> SOURCE DATA
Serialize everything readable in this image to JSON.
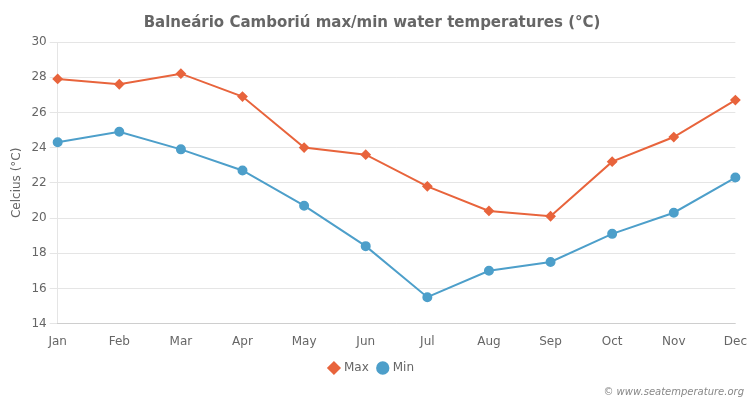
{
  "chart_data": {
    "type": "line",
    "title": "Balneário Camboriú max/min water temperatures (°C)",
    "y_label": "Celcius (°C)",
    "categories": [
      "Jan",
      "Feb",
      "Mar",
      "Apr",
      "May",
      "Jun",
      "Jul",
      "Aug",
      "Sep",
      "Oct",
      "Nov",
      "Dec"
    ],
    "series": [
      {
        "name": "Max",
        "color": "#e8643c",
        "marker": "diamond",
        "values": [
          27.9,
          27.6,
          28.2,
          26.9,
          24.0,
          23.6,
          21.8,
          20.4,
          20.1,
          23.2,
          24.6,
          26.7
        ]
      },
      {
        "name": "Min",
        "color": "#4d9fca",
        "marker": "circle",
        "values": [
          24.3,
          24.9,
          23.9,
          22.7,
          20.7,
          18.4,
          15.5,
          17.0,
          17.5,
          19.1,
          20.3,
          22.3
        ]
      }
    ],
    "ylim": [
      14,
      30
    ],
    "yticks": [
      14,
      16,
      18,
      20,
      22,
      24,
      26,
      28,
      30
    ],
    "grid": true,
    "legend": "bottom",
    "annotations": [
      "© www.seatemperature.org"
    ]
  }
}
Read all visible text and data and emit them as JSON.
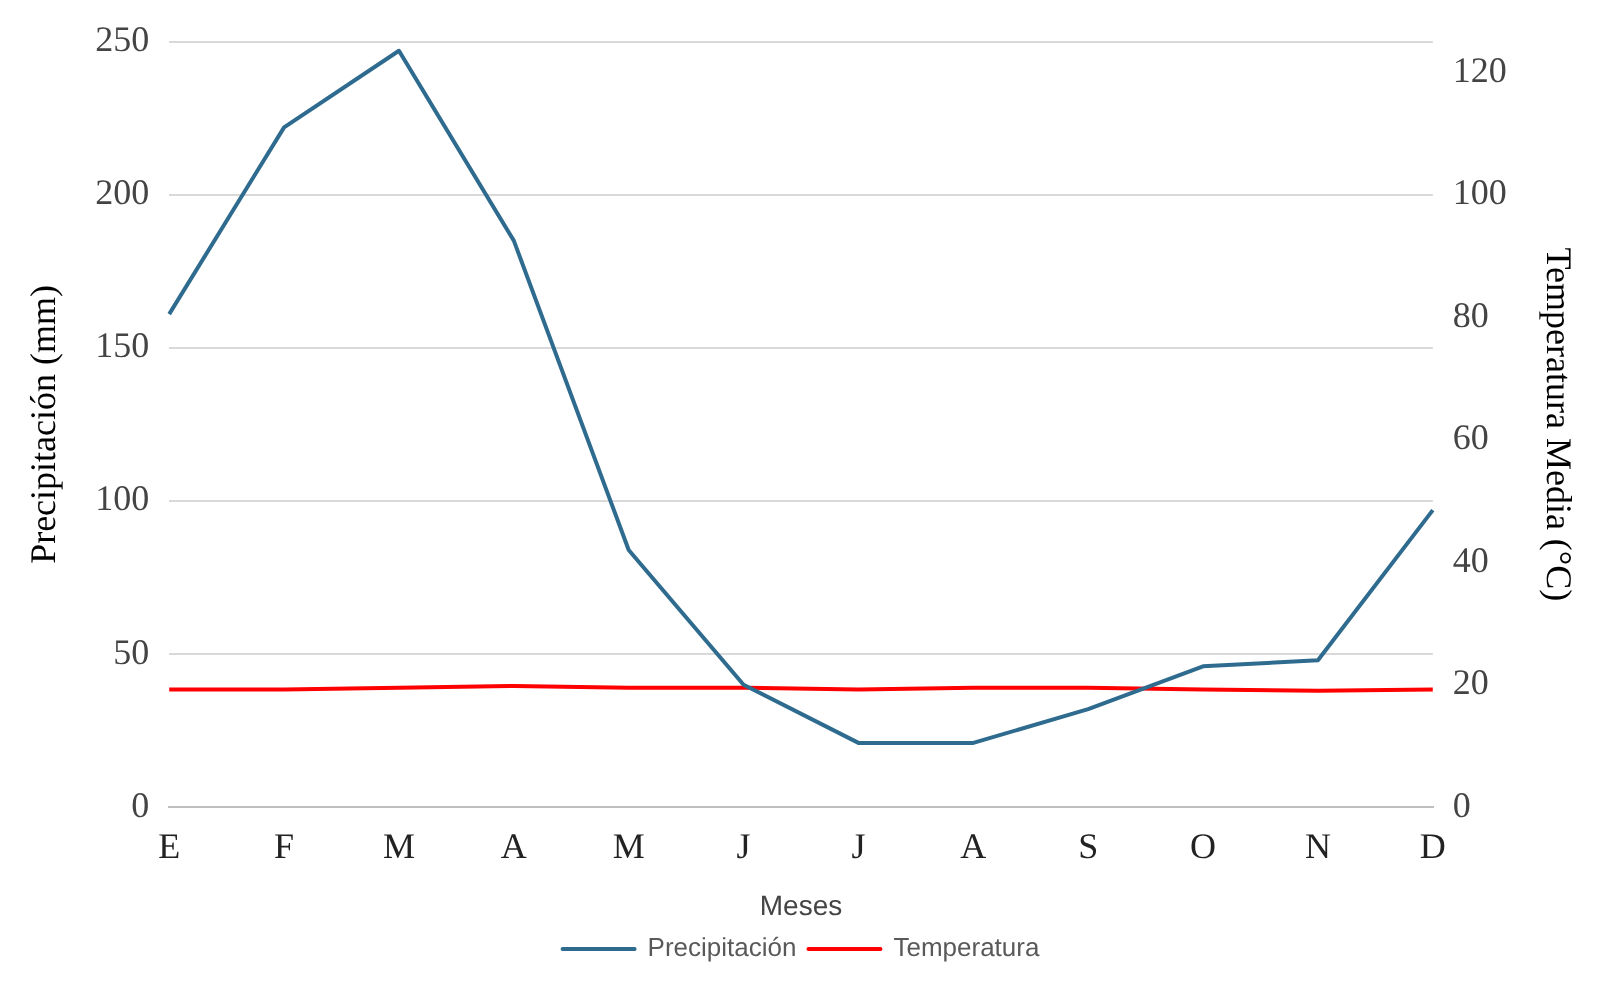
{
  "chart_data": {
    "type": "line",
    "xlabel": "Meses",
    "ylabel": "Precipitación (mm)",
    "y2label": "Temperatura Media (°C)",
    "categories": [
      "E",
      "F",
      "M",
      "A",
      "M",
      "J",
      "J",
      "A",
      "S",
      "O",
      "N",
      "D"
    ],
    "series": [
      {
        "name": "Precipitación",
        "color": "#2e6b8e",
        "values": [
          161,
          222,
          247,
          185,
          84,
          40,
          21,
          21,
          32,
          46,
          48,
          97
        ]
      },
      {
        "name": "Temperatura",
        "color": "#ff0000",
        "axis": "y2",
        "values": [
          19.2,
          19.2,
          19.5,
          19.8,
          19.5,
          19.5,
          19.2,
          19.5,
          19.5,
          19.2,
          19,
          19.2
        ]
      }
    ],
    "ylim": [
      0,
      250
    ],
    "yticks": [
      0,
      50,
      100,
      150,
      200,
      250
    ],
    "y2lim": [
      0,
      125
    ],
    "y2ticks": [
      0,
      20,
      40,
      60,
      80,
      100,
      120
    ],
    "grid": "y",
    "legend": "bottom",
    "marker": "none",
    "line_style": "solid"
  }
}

> WRITTEN EXERCISE
Working from the lines above, reproduce the material exactly and exclude its pictures.

> THE OUTPUT
Serialize everything readable in this image to JSON.
{
  "chart_data": {
    "type": "line",
    "title": "Balneário Camboriú max/min water temperatures (°C)",
    "y_label": "Celcius (°C)",
    "categories": [
      "Jan",
      "Feb",
      "Mar",
      "Apr",
      "May",
      "Jun",
      "Jul",
      "Aug",
      "Sep",
      "Oct",
      "Nov",
      "Dec"
    ],
    "series": [
      {
        "name": "Max",
        "color": "#e8643c",
        "marker": "diamond",
        "values": [
          27.9,
          27.6,
          28.2,
          26.9,
          24.0,
          23.6,
          21.8,
          20.4,
          20.1,
          23.2,
          24.6,
          26.7
        ]
      },
      {
        "name": "Min",
        "color": "#4d9fca",
        "marker": "circle",
        "values": [
          24.3,
          24.9,
          23.9,
          22.7,
          20.7,
          18.4,
          15.5,
          17.0,
          17.5,
          19.1,
          20.3,
          22.3
        ]
      }
    ],
    "ylim": [
      14,
      30
    ],
    "yticks": [
      14,
      16,
      18,
      20,
      22,
      24,
      26,
      28,
      30
    ],
    "grid": true,
    "legend": "bottom",
    "annotations": [
      "© www.seatemperature.org"
    ]
  }
}
Read all visible text and data and emit them as JSON.
{
  "chart_data": {
    "type": "line",
    "xlabel": "Meses",
    "ylabel": "Precipitación (mm)",
    "y2label": "Temperatura Media (°C)",
    "categories": [
      "E",
      "F",
      "M",
      "A",
      "M",
      "J",
      "J",
      "A",
      "S",
      "O",
      "N",
      "D"
    ],
    "series": [
      {
        "name": "Precipitación",
        "color": "#2e6b8e",
        "values": [
          161,
          222,
          247,
          185,
          84,
          40,
          21,
          21,
          32,
          46,
          48,
          97
        ]
      },
      {
        "name": "Temperatura",
        "color": "#ff0000",
        "axis": "y2",
        "values": [
          19.2,
          19.2,
          19.5,
          19.8,
          19.5,
          19.5,
          19.2,
          19.5,
          19.5,
          19.2,
          19,
          19.2
        ]
      }
    ],
    "ylim": [
      0,
      250
    ],
    "yticks": [
      0,
      50,
      100,
      150,
      200,
      250
    ],
    "y2lim": [
      0,
      125
    ],
    "y2ticks": [
      0,
      20,
      40,
      60,
      80,
      100,
      120
    ],
    "grid": "y",
    "legend": "bottom",
    "marker": "none",
    "line_style": "solid"
  }
}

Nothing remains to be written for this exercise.